Entries supplied:
■ ■ ■ ■ ■
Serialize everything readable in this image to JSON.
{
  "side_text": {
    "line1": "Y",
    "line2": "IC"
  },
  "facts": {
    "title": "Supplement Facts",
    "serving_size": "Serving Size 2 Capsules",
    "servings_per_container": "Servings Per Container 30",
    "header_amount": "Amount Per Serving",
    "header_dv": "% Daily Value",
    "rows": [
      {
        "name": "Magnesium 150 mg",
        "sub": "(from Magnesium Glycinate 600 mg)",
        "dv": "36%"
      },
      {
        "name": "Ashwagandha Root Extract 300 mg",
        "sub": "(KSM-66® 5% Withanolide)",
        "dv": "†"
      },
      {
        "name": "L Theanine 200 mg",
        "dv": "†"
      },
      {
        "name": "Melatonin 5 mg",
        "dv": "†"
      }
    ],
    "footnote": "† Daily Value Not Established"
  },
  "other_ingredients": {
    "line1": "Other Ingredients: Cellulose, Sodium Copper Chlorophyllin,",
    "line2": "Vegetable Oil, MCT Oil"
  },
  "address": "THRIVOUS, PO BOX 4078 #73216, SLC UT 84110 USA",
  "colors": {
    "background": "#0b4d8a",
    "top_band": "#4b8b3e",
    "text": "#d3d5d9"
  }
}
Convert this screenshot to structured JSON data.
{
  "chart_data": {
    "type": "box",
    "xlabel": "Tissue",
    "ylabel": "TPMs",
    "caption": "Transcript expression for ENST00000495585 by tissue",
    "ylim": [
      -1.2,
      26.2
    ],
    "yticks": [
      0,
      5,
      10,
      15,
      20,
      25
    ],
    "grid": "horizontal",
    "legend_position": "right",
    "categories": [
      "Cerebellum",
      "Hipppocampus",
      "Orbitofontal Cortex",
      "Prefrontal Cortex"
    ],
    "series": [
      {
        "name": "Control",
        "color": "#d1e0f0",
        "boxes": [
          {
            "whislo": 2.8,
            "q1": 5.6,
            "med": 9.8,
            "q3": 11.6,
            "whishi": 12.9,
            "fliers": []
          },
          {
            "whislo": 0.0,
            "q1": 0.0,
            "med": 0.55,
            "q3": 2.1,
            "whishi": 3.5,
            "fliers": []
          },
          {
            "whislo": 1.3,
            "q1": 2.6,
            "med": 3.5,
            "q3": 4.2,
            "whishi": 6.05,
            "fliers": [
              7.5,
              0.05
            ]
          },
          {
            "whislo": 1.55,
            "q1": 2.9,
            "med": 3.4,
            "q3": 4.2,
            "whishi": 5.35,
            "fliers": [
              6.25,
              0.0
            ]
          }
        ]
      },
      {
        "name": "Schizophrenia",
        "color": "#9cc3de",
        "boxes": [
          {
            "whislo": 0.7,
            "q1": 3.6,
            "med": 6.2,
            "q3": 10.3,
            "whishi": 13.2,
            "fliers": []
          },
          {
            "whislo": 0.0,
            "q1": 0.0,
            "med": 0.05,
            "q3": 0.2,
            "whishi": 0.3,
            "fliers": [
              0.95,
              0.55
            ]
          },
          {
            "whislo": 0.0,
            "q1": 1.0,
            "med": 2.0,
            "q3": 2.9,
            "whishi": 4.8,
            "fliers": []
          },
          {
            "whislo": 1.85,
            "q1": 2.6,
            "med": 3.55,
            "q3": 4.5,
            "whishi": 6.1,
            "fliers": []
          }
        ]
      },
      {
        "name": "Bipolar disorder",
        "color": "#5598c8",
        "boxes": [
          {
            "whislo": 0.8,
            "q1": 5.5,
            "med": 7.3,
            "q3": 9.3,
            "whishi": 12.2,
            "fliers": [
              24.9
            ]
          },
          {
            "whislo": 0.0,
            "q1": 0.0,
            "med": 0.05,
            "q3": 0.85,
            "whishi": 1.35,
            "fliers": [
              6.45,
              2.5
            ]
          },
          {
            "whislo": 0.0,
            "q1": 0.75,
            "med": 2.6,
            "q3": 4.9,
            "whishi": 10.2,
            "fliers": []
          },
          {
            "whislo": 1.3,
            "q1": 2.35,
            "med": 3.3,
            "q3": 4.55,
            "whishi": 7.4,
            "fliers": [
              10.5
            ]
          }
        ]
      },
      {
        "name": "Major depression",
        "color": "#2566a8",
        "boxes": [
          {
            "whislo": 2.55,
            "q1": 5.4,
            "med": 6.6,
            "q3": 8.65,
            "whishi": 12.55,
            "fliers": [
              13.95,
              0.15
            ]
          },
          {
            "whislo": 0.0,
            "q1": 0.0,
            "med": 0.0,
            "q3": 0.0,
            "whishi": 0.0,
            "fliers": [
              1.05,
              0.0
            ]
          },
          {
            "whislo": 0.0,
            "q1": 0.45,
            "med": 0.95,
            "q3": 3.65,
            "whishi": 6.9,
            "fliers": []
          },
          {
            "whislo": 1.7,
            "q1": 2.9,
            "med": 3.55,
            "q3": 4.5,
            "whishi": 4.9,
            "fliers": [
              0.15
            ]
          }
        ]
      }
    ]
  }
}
■ ■ ■ ■ ■
Write out all the lines again, exactly as they are.

Serialize everything readable in this image to JSON.
{
  "side_text": {
    "line1": "Y",
    "line2": "IC"
  },
  "facts": {
    "title": "Supplement Facts",
    "serving_size": "Serving Size 2 Capsules",
    "servings_per_container": "Servings Per Container 30",
    "header_amount": "Amount Per Serving",
    "header_dv": "% Daily Value",
    "rows": [
      {
        "name": "Magnesium 150 mg",
        "sub": "(from Magnesium Glycinate 600 mg)",
        "dv": "36%"
      },
      {
        "name": "Ashwagandha Root Extract 300 mg",
        "sub": "(KSM-66® 5% Withanolide)",
        "dv": "†"
      },
      {
        "name": "L Theanine 200 mg",
        "dv": "†"
      },
      {
        "name": "Melatonin 5 mg",
        "dv": "†"
      }
    ],
    "footnote": "† Daily Value Not Established"
  },
  "other_ingredients": {
    "line1": "Other Ingredients: Cellulose, Sodium Copper Chlorophyllin,",
    "line2": "Vegetable Oil, MCT Oil"
  },
  "address": "THRIVOUS, PO BOX 4078 #73216, SLC UT 84110 USA",
  "colors": {
    "background": "#0b4d8a",
    "top_band": "#4b8b3e",
    "text": "#d3d5d9"
  }
}
Convert this screenshot to structured JSON data.
{
  "chart_data": {
    "type": "box",
    "xlabel": "Tissue",
    "ylabel": "TPMs",
    "caption": "Transcript expression for ENST00000495585 by tissue",
    "ylim": [
      -1.2,
      26.2
    ],
    "yticks": [
      0,
      5,
      10,
      15,
      20,
      25
    ],
    "grid": "horizontal",
    "legend_position": "right",
    "categories": [
      "Cerebellum",
      "Hipppocampus",
      "Orbitofontal Cortex",
      "Prefrontal Cortex"
    ],
    "series": [
      {
        "name": "Control",
        "color": "#d1e0f0",
        "boxes": [
          {
            "whislo": 2.8,
            "q1": 5.6,
            "med": 9.8,
            "q3": 11.6,
            "whishi": 12.9,
            "fliers": []
          },
          {
            "whislo": 0.0,
            "q1": 0.0,
            "med": 0.55,
            "q3": 2.1,
            "whishi": 3.5,
            "fliers": []
          },
          {
            "whislo": 1.3,
            "q1": 2.6,
            "med": 3.5,
            "q3": 4.2,
            "whishi": 6.05,
            "fliers": [
              7.5,
              0.05
            ]
          },
          {
            "whislo": 1.55,
            "q1": 2.9,
            "med": 3.4,
            "q3": 4.2,
            "whishi": 5.35,
            "fliers": [
              6.25,
              0.0
            ]
          }
        ]
      },
      {
        "name": "Schizophrenia",
        "color": "#9cc3de",
        "boxes": [
          {
            "whislo": 0.7,
            "q1": 3.6,
            "med": 6.2,
            "q3": 10.3,
            "whishi": 13.2,
            "fliers": []
          },
          {
            "whislo": 0.0,
            "q1": 0.0,
            "med": 0.05,
            "q3": 0.2,
            "whishi": 0.3,
            "fliers": [
              0.95,
              0.55
            ]
          },
          {
            "whislo": 0.0,
            "q1": 1.0,
            "med": 2.0,
            "q3": 2.9,
            "whishi": 4.8,
            "fliers": []
          },
          {
            "whislo": 1.85,
            "q1": 2.6,
            "med": 3.55,
            "q3": 4.5,
            "whishi": 6.1,
            "fliers": []
          }
        ]
      },
      {
        "name": "Bipolar disorder",
        "color": "#5598c8",
        "boxes": [
          {
            "whislo": 0.8,
            "q1": 5.5,
            "med": 7.3,
            "q3": 9.3,
            "whishi": 12.2,
            "fliers": [
              24.9
            ]
          },
          {
            "whislo": 0.0,
            "q1": 0.0,
            "med": 0.05,
            "q3": 0.85,
            "whishi": 1.35,
            "fliers": [
              6.45,
              2.5
            ]
          },
          {
            "whislo": 0.0,
            "q1": 0.75,
            "med": 2.6,
            "q3": 4.9,
            "whishi": 10.2,
            "fliers": []
          },
          {
            "whislo": 1.3,
            "q1": 2.35,
            "med": 3.3,
            "q3": 4.55,
            "whishi": 7.4,
            "fliers": [
              10.5
            ]
          }
        ]
      },
      {
        "name": "Major depression",
        "color": "#2566a8",
        "boxes": [
          {
            "whislo": 2.55,
            "q1": 5.4,
            "med": 6.6,
            "q3": 8.65,
            "whishi": 12.55,
            "fliers": [
              13.95,
              0.15
            ]
          },
          {
            "whislo": 0.0,
            "q1": 0.0,
            "med": 0.0,
            "q3": 0.0,
            "whishi": 0.0,
            "fliers": [
              1.05,
              0.0
            ]
          },
          {
            "whislo": 0.0,
            "q1": 0.45,
            "med": 0.95,
            "q3": 3.65,
            "whishi": 6.9,
            "fliers": []
          },
          {
            "whislo": 1.7,
            "q1": 2.9,
            "med": 3.55,
            "q3": 4.5,
            "whishi": 4.9,
            "fliers": [
              0.15
            ]
          }
        ]
      }
    ]
  }
}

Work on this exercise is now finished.